## Task instructions
From the listing below, tally the lines that include "this". Return only the total.

- - - - -

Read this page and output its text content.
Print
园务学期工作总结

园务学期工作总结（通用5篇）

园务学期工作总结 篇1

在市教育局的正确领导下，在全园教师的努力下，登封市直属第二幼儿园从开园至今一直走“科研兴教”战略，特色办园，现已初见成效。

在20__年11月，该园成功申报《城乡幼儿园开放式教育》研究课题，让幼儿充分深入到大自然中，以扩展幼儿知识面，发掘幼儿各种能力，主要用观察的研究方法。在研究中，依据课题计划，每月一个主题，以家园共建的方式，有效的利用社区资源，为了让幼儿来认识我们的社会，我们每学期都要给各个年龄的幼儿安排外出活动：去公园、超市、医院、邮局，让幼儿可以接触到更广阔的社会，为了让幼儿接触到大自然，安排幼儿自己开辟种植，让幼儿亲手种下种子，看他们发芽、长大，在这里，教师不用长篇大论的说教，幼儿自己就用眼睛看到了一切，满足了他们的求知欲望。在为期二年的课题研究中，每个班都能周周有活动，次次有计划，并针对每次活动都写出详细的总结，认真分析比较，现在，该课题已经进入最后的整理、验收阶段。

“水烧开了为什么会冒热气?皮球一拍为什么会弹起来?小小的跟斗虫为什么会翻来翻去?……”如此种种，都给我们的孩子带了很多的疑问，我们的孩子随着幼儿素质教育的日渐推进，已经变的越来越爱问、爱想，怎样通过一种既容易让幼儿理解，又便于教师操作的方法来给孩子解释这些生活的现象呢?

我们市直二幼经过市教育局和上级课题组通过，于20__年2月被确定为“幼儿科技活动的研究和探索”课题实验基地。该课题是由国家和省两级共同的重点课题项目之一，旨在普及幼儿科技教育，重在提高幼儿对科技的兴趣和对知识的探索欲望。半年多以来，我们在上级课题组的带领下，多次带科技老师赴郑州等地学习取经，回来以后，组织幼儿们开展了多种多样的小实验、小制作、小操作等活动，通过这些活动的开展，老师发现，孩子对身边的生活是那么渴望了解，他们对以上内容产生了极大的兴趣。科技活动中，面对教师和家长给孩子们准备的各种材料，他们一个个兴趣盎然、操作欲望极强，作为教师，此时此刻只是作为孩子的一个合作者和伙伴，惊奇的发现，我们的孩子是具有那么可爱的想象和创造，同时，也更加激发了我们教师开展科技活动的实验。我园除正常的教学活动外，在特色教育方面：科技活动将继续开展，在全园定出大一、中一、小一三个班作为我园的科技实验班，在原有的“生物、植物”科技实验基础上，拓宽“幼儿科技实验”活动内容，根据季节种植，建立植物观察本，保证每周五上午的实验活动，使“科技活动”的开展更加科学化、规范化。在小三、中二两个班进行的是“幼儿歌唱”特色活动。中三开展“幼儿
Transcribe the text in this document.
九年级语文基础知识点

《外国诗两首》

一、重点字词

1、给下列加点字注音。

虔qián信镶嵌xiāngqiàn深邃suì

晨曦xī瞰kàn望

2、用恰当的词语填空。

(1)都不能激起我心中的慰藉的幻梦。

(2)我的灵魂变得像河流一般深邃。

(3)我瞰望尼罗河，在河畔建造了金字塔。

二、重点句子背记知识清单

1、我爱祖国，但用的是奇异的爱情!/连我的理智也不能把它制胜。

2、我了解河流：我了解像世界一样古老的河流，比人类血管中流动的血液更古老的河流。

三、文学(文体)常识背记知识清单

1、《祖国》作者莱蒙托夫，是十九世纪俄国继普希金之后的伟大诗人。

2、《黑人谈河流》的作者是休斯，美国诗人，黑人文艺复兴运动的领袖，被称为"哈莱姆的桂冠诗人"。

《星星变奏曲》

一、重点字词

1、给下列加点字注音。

- - - - -

## The answer
2